▶ _Excerpts from a figure dataset_

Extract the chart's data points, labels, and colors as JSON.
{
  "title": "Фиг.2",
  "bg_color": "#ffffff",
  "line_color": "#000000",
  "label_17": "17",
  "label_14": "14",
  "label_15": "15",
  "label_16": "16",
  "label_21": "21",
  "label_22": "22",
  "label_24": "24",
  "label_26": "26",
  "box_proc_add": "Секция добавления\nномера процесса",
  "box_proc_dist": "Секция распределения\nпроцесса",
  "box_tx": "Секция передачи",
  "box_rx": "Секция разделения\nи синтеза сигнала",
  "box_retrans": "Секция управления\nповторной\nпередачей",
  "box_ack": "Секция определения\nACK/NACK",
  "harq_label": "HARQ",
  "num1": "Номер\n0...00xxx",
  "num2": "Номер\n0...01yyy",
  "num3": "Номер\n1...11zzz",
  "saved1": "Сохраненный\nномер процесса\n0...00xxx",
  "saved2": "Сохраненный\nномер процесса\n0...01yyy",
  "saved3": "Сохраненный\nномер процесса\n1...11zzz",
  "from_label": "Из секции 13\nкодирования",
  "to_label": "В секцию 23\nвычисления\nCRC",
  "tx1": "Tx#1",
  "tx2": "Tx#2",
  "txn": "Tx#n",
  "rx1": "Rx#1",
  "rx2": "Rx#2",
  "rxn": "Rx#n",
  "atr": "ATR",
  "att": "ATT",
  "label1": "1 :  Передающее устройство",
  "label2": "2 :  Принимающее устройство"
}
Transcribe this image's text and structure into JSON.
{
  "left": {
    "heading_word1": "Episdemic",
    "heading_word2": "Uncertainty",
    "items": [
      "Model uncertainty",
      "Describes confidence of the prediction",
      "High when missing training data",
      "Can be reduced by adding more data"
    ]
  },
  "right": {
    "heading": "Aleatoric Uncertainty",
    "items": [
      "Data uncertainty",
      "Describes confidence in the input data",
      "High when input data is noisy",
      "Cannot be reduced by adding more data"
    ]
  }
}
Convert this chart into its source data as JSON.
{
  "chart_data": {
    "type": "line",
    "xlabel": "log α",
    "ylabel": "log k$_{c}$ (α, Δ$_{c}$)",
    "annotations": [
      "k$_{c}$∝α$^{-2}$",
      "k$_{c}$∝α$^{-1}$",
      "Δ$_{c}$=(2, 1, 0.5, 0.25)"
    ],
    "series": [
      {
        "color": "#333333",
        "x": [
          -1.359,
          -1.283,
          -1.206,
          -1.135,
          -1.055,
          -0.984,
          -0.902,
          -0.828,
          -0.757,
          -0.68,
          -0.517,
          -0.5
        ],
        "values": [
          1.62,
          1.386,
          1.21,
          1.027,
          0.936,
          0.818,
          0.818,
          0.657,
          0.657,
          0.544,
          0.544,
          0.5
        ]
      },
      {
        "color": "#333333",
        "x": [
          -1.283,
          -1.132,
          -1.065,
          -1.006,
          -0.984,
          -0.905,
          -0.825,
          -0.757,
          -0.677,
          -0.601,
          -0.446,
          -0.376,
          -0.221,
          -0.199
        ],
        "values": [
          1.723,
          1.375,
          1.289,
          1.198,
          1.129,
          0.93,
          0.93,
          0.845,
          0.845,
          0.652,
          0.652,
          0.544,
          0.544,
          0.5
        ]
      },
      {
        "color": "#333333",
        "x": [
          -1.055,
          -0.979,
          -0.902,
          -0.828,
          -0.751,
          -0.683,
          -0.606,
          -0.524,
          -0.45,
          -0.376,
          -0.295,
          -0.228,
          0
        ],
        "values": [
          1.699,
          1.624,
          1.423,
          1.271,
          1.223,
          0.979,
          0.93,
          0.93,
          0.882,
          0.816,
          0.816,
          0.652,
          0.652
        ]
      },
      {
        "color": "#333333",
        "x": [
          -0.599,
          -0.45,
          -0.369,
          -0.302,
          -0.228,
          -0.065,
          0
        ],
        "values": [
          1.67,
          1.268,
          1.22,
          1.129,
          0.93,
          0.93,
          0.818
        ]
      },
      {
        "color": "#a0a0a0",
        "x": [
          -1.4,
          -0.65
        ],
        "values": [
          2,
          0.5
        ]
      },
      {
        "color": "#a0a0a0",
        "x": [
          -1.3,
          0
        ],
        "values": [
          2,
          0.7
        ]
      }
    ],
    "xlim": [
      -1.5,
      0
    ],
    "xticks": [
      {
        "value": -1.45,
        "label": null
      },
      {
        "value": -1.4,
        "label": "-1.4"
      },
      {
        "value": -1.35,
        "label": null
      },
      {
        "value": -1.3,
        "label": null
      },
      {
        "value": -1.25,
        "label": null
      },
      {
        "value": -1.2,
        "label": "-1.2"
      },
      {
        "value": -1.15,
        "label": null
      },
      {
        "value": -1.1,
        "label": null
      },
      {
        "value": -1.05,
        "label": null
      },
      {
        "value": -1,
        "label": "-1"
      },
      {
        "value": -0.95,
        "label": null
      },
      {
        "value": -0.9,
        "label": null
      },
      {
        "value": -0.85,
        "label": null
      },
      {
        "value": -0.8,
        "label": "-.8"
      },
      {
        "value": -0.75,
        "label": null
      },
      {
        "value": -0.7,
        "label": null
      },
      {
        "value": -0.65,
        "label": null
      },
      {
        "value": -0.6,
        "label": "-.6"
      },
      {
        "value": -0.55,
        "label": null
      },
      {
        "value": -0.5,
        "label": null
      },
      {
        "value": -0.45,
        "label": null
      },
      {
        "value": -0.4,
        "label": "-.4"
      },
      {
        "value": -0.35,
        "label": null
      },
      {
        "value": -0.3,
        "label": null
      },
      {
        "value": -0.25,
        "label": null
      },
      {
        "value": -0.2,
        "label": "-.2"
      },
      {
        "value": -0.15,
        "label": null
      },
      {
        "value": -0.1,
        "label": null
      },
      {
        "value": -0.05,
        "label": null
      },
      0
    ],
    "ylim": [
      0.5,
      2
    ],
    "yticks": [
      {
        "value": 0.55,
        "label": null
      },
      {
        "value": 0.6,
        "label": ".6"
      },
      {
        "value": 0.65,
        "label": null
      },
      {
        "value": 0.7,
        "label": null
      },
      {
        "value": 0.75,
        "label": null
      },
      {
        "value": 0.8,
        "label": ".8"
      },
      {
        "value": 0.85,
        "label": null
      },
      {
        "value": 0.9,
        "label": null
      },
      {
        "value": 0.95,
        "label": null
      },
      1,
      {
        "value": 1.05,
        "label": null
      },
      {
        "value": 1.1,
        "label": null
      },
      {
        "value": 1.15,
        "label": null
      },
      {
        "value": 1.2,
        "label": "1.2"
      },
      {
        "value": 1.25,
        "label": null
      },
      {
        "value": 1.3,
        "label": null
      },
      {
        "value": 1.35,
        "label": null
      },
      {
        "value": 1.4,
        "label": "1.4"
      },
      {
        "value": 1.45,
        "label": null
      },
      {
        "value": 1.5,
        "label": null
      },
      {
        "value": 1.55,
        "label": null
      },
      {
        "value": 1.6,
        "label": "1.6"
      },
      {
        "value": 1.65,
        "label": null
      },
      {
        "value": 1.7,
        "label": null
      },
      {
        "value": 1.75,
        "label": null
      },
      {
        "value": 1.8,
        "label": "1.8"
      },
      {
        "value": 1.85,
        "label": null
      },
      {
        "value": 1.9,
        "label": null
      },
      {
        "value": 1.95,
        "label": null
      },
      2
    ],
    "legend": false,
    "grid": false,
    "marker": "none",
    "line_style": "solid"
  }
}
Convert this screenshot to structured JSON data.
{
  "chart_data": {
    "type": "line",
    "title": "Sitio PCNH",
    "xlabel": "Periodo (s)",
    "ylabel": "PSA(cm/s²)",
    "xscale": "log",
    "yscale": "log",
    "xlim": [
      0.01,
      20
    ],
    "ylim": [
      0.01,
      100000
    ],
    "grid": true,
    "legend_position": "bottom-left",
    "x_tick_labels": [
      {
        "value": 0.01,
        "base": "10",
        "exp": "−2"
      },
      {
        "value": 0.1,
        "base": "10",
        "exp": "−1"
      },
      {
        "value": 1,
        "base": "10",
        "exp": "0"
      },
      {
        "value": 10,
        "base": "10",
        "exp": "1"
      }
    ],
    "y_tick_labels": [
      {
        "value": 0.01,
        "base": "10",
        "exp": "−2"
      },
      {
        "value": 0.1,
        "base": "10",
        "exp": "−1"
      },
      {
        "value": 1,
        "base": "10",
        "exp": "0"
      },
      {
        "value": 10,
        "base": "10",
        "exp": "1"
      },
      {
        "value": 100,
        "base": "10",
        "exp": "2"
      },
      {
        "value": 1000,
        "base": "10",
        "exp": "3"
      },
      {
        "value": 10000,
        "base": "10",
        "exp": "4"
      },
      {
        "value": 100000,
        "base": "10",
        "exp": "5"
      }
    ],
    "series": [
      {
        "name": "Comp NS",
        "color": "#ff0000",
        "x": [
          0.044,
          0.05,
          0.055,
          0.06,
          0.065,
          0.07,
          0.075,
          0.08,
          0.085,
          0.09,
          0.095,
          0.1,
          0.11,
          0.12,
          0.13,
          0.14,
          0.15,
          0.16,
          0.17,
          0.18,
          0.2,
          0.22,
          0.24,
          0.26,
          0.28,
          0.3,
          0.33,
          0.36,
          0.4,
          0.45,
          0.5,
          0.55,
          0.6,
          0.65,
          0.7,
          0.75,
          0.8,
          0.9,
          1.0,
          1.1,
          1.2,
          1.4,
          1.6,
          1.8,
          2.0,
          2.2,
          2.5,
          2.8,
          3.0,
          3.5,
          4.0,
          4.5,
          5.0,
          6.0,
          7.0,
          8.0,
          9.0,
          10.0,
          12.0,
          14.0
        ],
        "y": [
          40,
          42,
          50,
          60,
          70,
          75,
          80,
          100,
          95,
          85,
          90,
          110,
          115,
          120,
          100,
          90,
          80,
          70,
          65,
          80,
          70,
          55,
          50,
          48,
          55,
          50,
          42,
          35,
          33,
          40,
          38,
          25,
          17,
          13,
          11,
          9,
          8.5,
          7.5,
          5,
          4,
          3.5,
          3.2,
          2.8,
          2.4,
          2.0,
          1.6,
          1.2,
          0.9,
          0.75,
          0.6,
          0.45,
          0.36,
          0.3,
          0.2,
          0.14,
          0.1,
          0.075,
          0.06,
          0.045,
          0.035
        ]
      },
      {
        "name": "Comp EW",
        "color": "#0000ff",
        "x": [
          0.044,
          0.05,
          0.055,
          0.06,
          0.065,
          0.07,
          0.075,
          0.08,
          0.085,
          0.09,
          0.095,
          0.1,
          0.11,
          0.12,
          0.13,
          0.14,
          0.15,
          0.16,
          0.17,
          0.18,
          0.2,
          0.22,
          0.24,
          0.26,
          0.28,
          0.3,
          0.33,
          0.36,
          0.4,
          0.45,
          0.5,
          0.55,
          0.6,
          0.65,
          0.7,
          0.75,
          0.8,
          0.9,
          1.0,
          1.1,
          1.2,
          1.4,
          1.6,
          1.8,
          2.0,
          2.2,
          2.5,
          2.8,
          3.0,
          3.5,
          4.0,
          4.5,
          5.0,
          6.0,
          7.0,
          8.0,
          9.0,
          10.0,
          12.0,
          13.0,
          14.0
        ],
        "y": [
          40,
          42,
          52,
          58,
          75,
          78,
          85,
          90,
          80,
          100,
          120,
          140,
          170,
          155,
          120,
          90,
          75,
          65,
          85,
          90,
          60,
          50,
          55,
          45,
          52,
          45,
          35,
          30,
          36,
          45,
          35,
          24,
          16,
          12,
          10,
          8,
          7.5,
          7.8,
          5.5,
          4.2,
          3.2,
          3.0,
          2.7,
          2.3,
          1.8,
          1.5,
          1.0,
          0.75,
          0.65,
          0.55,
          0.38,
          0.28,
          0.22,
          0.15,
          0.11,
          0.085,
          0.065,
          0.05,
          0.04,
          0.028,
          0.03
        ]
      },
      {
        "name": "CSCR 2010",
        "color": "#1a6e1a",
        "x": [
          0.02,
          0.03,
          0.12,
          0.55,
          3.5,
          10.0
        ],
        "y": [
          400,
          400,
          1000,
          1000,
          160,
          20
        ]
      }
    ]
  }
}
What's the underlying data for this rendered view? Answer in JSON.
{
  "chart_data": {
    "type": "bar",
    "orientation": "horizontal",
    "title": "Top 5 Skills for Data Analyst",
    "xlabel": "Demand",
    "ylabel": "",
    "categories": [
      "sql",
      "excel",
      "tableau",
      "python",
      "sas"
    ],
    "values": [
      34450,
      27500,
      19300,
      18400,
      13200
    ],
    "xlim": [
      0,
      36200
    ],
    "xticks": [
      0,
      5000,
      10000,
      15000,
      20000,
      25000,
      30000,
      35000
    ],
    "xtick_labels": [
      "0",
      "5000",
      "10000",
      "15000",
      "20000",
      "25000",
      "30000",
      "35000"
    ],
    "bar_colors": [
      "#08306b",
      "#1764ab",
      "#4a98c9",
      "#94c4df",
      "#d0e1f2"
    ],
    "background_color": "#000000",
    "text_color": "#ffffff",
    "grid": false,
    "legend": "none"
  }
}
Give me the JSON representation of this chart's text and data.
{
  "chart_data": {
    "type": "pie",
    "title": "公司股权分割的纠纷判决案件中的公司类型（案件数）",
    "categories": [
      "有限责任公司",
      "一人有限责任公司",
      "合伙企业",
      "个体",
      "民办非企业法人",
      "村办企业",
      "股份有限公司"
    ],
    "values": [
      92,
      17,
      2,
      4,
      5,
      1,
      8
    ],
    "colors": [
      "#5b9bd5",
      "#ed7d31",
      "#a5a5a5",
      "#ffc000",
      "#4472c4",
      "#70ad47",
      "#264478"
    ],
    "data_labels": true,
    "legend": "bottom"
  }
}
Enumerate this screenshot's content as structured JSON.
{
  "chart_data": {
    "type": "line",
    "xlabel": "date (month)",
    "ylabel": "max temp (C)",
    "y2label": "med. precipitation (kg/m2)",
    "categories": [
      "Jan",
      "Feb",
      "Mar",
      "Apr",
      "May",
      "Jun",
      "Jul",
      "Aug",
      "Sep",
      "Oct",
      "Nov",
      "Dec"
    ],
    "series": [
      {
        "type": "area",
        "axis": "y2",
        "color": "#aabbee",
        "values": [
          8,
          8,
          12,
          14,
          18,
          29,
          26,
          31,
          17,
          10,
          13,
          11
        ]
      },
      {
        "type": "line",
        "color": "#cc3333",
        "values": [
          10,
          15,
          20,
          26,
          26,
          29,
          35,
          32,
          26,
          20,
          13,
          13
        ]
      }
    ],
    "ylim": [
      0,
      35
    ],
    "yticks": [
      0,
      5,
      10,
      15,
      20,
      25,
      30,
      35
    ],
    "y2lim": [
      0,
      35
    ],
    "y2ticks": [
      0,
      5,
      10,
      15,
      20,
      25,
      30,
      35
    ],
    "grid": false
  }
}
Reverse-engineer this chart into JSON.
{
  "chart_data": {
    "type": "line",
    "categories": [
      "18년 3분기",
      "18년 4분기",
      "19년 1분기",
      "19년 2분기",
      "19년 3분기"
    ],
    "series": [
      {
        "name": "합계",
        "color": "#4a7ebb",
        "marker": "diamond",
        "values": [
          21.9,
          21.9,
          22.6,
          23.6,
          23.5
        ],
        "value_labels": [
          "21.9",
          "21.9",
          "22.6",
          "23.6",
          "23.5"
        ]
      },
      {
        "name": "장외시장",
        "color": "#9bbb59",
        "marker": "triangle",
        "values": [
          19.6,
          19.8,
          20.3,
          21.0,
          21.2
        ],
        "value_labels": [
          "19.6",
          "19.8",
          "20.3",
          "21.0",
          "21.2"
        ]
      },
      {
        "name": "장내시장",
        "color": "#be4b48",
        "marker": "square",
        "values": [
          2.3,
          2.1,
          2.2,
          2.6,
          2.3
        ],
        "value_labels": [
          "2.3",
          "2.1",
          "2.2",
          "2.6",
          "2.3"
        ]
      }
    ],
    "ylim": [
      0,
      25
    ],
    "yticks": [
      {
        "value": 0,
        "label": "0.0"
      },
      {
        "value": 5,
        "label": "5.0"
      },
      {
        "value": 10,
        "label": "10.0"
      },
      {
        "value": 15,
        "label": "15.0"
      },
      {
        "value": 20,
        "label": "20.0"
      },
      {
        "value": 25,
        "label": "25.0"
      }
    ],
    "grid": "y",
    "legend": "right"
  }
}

▶ _Task details_
Only lines with "adding" are wanted here; list each of them.

▶ _Worked answer_
      "Can be reduced by adding more data"
      "Cannot be reduced by adding more data"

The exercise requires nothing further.